# START OF Given records
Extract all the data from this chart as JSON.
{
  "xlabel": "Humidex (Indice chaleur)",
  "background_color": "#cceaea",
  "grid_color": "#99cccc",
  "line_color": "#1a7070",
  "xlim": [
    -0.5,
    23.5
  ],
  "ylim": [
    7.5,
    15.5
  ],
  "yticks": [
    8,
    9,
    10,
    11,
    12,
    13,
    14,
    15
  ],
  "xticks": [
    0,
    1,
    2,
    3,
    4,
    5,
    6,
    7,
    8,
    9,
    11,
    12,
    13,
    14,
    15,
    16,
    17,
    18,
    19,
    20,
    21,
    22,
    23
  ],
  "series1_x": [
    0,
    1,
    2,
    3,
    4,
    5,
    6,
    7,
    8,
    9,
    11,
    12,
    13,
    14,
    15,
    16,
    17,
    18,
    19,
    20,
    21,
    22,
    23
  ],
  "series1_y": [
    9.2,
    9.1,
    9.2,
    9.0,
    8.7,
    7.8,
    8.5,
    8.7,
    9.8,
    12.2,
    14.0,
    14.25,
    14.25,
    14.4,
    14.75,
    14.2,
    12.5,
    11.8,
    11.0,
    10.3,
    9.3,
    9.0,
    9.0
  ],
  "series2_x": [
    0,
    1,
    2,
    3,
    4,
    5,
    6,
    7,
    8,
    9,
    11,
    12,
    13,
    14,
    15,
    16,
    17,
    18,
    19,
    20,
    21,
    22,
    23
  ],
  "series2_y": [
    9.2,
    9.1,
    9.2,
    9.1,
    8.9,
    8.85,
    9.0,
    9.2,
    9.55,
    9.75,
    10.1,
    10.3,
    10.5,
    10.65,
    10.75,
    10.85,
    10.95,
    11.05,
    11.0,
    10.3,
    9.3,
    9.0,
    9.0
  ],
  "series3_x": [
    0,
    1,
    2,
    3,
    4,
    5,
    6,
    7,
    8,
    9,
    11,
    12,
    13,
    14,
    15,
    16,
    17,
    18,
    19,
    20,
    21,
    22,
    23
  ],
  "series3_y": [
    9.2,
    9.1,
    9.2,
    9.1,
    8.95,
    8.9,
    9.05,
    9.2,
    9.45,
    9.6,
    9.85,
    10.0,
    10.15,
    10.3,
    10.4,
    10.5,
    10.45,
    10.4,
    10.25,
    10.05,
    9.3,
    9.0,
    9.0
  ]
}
# END OF Given records
■ Exercise aim ■
Transcribe all of the lines in the records precisely.

■ Completed task ■
Extract all the data from this chart as JSON.
{
  "xlabel": "Humidex (Indice chaleur)",
  "background_color": "#cceaea",
  "grid_color": "#99cccc",
  "line_color": "#1a7070",
  "xlim": [
    -0.5,
    23.5
  ],
  "ylim": [
    7.5,
    15.5
  ],
  "yticks": [
    8,
    9,
    10,
    11,
    12,
    13,
    14,
    15
  ],
  "xticks": [
    0,
    1,
    2,
    3,
    4,
    5,
    6,
    7,
    8,
    9,
    11,
    12,
    13,
    14,
    15,
    16,
    17,
    18,
    19,
    20,
    21,
    22,
    23
  ],
  "series1_x": [
    0,
    1,
    2,
    3,
    4,
    5,
    6,
    7,
    8,
    9,
    11,
    12,
    13,
    14,
    15,
    16,
    17,
    18,
    19,
    20,
    21,
    22,
    23
  ],
  "series1_y": [
    9.2,
    9.1,
    9.2,
    9.0,
    8.7,
    7.8,
    8.5,
    8.7,
    9.8,
    12.2,
    14.0,
    14.25,
    14.25,
    14.4,
    14.75,
    14.2,
    12.5,
    11.8,
    11.0,
    10.3,
    9.3,
    9.0,
    9.0
  ],
  "series2_x": [
    0,
    1,
    2,
    3,
    4,
    5,
    6,
    7,
    8,
    9,
    11,
    12,
    13,
    14,
    15,
    16,
    17,
    18,
    19,
    20,
    21,
    22,
    23
  ],
  "series2_y": [
    9.2,
    9.1,
    9.2,
    9.1,
    8.9,
    8.85,
    9.0,
    9.2,
    9.55,
    9.75,
    10.1,
    10.3,
    10.5,
    10.65,
    10.75,
    10.85,
    10.95,
    11.05,
    11.0,
    10.3,
    9.3,
    9.0,
    9.0
  ],
  "series3_x": [
    0,
    1,
    2,
    3,
    4,
    5,
    6,
    7,
    8,
    9,
    11,
    12,
    13,
    14,
    15,
    16,
    17,
    18,
    19,
    20,
    21,
    22,
    23
  ],
  "series3_y": [
    9.2,
    9.1,
    9.2,
    9.1,
    8.95,
    8.9,
    9.05,
    9.2,
    9.45,
    9.6,
    9.85,
    10.0,
    10.15,
    10.3,
    10.4,
    10.5,
    10.45,
    10.4,
    10.25,
    10.05,
    9.3,
    9.0,
    9.0
  ]
}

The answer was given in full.